GOAL. Each record below is to be copied word for word, with pictures removed.

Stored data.
* BEGIN *
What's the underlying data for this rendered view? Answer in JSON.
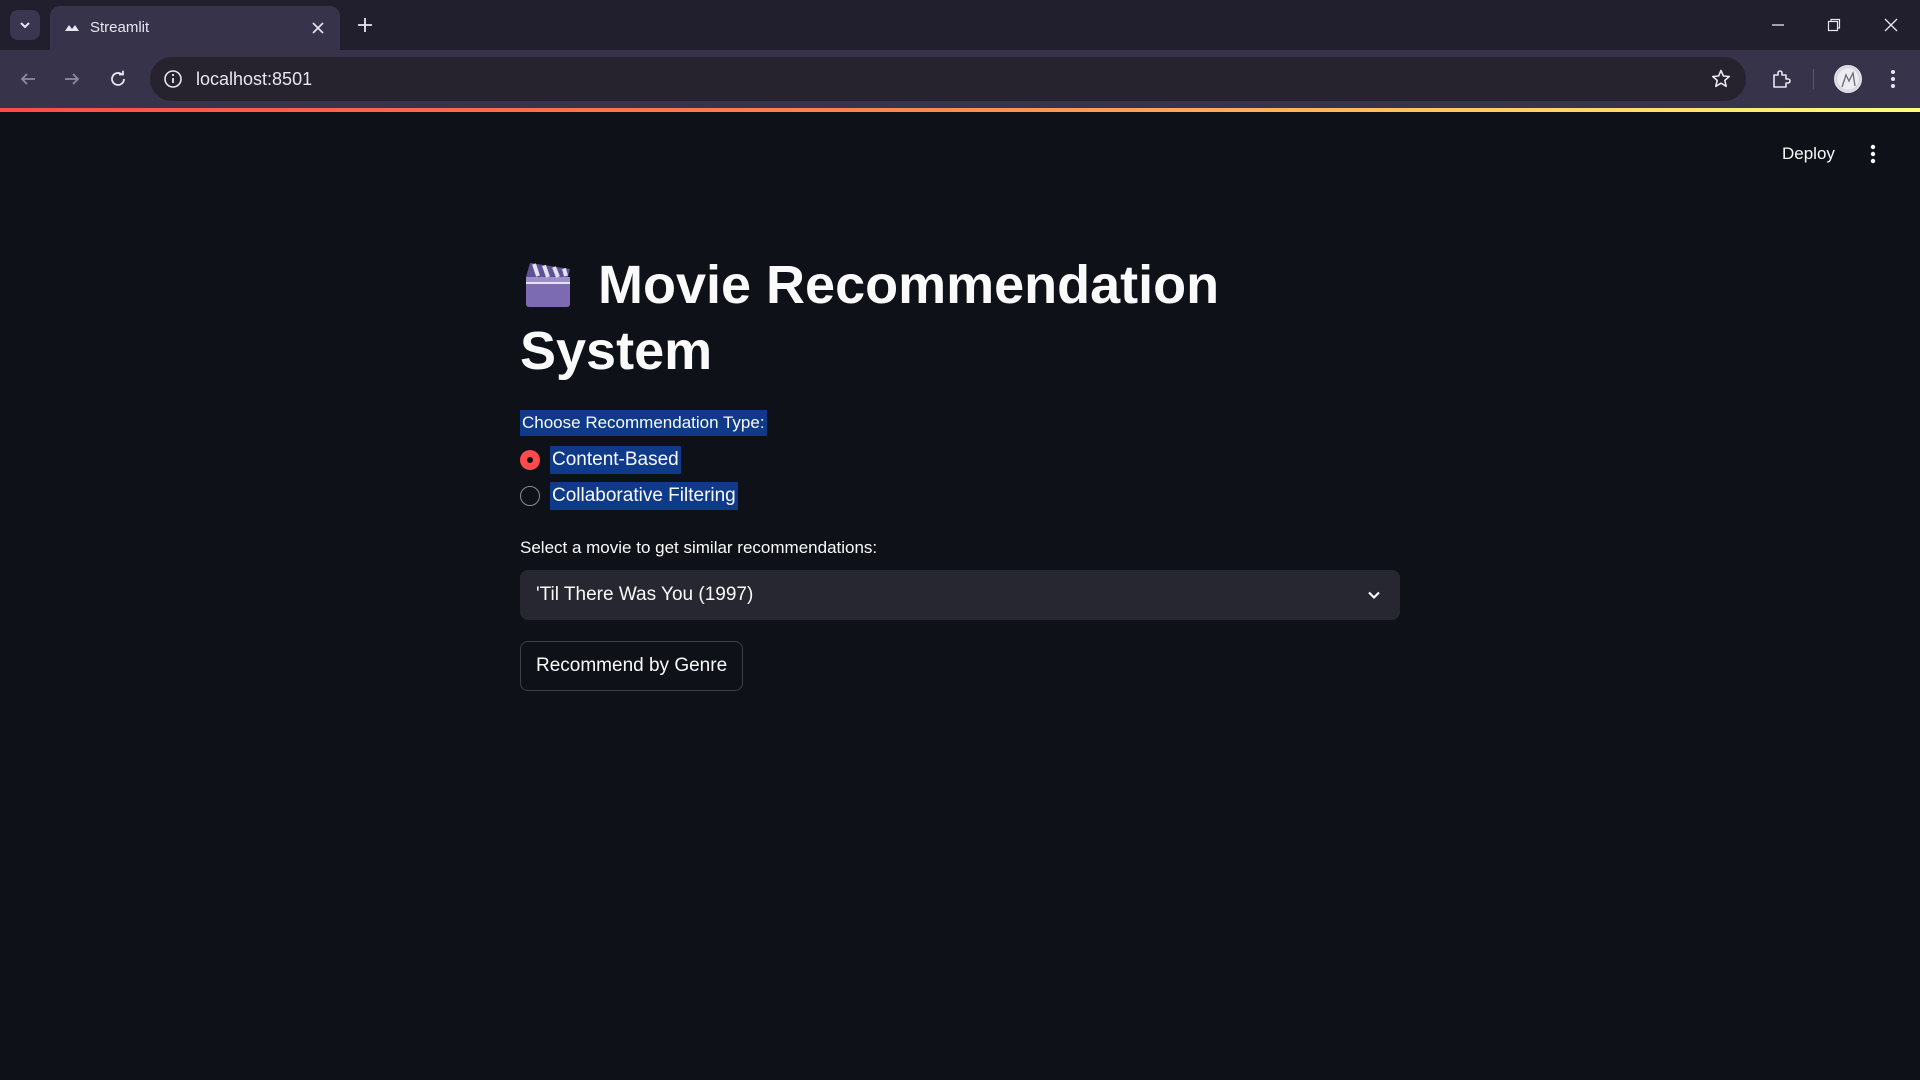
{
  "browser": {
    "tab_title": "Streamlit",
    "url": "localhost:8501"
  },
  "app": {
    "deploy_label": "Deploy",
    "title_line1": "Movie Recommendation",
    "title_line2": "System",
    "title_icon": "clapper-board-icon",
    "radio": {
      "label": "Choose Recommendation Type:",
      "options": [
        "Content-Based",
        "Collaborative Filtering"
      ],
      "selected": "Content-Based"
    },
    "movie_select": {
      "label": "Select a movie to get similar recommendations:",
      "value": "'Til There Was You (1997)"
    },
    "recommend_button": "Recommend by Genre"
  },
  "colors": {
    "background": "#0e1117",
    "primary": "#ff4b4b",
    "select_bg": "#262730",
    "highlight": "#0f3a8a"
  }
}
* END *
RESULT BELOW.
What's the underlying data for this rendered view? Answer in JSON.
{
  "browser": {
    "tab_title": "Streamlit",
    "url": "localhost:8501"
  },
  "app": {
    "deploy_label": "Deploy",
    "title_line1": "Movie Recommendation",
    "title_line2": "System",
    "title_icon": "clapper-board-icon",
    "radio": {
      "label": "Choose Recommendation Type:",
      "options": [
        "Content-Based",
        "Collaborative Filtering"
      ],
      "selected": "Content-Based"
    },
    "movie_select": {
      "label": "Select a movie to get similar recommendations:",
      "value": "'Til There Was You (1997)"
    },
    "recommend_button": "Recommend by Genre"
  },
  "colors": {
    "background": "#0e1117",
    "primary": "#ff4b4b",
    "select_bg": "#262730",
    "highlight": "#0f3a8a"
  }
}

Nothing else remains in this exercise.